Aim ▸ Your answer should be only a number: how many lines include the word "young".

Some records
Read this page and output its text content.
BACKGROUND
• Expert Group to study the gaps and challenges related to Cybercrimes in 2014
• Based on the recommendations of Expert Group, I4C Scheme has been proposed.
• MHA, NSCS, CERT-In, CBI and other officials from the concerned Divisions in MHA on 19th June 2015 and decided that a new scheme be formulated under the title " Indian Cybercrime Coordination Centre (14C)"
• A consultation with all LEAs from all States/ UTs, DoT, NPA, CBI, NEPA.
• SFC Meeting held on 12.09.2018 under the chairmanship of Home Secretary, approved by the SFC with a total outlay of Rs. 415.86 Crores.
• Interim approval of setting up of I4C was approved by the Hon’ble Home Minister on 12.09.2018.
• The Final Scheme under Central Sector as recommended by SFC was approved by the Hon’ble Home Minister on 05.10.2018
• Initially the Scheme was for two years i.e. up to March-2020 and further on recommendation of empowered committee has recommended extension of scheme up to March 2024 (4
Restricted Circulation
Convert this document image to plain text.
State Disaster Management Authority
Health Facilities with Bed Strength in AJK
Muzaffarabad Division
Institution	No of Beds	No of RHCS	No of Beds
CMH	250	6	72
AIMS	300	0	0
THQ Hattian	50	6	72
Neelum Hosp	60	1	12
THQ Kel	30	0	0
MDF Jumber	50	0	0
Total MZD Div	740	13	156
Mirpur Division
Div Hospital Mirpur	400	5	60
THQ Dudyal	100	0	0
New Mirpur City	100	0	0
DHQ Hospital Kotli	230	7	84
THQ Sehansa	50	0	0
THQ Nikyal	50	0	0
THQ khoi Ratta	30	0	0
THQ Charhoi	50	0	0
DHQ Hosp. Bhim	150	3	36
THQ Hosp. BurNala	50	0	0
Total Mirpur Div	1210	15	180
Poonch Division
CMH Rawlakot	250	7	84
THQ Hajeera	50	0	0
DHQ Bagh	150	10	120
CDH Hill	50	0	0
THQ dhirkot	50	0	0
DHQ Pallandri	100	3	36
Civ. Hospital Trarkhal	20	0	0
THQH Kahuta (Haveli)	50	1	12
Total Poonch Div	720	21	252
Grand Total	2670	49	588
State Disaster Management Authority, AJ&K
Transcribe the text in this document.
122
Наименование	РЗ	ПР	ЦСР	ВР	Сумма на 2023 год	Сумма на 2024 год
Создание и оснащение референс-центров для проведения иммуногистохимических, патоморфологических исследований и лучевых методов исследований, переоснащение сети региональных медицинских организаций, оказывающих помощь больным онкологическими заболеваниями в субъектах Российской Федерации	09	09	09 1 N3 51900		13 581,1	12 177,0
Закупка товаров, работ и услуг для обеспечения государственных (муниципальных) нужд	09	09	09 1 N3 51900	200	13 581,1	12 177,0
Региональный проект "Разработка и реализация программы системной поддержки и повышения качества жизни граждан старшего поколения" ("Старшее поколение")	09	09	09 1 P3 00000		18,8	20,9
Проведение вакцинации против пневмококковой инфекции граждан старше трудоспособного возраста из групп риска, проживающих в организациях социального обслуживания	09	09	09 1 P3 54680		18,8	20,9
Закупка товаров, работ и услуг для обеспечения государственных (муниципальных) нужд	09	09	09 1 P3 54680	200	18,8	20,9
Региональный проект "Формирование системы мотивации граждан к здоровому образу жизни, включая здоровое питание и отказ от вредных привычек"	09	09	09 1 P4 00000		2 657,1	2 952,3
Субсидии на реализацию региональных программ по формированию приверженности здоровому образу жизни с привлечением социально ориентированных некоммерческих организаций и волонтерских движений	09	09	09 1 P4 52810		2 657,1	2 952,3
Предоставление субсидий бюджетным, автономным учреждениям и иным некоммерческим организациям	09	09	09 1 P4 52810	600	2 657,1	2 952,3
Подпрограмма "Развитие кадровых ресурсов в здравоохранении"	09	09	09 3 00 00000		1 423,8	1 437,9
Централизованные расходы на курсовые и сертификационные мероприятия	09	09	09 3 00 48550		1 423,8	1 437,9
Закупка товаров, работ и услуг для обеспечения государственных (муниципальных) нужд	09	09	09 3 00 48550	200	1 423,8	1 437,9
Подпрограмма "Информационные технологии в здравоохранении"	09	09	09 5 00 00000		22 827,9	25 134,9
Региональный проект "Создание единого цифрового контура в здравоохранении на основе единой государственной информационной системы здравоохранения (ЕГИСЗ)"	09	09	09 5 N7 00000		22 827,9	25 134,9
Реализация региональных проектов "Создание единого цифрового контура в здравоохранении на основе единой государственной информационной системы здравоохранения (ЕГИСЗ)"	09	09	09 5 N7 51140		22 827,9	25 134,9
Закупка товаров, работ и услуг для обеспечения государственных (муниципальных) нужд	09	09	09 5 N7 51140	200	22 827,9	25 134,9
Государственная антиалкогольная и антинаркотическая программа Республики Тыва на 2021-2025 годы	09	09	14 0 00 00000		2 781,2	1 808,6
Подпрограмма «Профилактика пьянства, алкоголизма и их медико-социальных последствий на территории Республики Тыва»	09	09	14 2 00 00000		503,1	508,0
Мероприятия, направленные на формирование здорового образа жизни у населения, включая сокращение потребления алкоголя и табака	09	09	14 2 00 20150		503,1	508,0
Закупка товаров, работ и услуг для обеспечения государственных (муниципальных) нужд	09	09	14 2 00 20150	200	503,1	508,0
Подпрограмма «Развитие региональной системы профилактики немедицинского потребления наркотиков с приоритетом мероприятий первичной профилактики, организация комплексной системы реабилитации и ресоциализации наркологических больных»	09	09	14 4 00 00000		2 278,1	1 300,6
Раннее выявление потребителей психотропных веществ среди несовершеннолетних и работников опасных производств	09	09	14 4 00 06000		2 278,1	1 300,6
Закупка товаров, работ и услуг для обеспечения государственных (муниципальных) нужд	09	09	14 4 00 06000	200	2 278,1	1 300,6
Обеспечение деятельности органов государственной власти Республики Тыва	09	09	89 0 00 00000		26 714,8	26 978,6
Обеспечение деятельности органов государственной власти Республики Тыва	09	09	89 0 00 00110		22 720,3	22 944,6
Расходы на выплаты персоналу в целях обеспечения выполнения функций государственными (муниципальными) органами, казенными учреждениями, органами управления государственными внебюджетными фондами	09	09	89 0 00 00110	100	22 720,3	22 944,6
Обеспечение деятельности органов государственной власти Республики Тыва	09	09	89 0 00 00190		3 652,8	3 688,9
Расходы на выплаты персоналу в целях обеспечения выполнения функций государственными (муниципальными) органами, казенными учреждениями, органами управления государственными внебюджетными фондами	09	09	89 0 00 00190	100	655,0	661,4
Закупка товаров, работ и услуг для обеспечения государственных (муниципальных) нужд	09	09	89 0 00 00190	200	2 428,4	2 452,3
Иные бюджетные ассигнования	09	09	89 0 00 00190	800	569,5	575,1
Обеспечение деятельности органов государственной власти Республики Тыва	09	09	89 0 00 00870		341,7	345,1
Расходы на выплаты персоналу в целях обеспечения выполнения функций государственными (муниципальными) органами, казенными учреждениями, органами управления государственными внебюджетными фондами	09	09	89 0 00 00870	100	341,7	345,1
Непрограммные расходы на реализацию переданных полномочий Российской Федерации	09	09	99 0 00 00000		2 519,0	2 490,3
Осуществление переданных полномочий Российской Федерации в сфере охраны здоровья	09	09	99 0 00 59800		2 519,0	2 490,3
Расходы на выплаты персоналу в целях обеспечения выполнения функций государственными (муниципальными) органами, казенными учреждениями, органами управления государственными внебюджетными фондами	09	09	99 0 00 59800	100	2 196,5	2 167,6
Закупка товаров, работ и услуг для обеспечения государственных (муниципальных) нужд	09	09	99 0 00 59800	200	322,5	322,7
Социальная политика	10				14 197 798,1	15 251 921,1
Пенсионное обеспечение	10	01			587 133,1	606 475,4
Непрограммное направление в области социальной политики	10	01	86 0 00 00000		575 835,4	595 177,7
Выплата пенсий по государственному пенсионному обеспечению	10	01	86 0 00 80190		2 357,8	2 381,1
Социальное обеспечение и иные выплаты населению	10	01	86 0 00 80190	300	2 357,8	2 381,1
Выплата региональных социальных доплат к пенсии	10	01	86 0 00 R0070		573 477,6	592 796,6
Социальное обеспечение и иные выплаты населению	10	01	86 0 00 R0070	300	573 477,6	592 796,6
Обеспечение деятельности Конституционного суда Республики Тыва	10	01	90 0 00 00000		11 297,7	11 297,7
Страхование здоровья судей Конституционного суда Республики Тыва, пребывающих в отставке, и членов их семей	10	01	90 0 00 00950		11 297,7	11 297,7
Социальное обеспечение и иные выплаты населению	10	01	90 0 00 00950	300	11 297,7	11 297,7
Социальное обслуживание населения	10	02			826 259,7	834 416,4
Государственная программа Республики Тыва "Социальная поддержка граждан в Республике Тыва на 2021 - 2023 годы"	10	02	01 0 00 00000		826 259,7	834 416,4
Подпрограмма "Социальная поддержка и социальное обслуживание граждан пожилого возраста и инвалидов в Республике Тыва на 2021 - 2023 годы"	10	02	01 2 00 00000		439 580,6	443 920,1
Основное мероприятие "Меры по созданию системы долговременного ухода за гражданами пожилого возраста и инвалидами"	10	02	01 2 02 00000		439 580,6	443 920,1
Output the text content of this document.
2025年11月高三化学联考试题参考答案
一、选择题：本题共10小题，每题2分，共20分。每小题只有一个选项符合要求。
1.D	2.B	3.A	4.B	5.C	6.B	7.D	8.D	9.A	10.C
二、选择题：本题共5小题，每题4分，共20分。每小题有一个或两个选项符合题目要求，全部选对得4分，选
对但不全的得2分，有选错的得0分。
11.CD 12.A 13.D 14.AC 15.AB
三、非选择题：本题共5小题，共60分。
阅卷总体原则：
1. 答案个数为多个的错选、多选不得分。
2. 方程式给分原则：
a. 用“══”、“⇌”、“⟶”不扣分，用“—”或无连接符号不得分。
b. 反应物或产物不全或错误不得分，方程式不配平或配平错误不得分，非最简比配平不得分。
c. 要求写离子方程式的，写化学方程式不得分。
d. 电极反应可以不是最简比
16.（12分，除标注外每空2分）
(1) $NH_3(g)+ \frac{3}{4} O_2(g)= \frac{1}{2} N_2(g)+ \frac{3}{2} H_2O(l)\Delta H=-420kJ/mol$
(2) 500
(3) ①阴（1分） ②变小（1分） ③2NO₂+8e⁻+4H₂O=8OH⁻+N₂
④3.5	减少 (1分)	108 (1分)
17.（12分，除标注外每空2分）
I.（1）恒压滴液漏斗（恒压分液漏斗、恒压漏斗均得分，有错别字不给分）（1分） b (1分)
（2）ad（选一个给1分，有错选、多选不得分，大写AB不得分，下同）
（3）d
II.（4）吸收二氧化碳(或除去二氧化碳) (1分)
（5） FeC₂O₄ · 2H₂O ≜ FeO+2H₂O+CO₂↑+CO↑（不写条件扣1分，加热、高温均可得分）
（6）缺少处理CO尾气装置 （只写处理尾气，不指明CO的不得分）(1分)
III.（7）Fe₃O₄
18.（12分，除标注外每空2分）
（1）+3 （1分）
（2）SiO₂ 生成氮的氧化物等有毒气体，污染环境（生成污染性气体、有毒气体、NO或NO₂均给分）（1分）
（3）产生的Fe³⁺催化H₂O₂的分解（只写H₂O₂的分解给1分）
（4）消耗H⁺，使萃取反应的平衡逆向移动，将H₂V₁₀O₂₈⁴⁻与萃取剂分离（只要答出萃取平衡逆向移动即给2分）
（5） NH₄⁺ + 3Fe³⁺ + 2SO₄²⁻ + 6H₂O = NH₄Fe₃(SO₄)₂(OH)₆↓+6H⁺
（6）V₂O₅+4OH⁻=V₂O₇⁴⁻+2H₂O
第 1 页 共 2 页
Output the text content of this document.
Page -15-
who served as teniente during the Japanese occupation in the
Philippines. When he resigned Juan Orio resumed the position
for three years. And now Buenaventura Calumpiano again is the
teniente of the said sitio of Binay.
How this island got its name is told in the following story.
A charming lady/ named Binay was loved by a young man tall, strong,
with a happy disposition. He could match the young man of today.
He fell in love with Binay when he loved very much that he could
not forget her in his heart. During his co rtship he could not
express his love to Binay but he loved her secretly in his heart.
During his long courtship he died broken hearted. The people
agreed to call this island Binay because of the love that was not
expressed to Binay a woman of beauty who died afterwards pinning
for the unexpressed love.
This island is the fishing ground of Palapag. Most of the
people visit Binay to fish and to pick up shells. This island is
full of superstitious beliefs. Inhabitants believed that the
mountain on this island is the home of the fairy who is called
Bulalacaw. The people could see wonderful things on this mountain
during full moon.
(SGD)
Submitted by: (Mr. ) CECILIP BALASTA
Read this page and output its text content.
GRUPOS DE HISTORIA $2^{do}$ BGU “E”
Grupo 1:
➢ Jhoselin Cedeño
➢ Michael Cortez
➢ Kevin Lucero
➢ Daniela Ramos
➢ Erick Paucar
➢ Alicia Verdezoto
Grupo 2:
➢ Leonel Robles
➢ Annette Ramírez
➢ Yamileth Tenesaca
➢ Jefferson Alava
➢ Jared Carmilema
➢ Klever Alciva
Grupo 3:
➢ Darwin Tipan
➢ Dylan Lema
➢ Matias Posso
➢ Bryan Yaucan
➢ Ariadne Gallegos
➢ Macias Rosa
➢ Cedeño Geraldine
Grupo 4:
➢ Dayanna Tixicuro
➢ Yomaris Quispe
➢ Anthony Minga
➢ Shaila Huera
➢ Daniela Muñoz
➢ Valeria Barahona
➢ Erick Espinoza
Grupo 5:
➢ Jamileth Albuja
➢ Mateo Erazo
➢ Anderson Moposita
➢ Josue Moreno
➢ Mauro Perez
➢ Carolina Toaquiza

Full output ▸ 2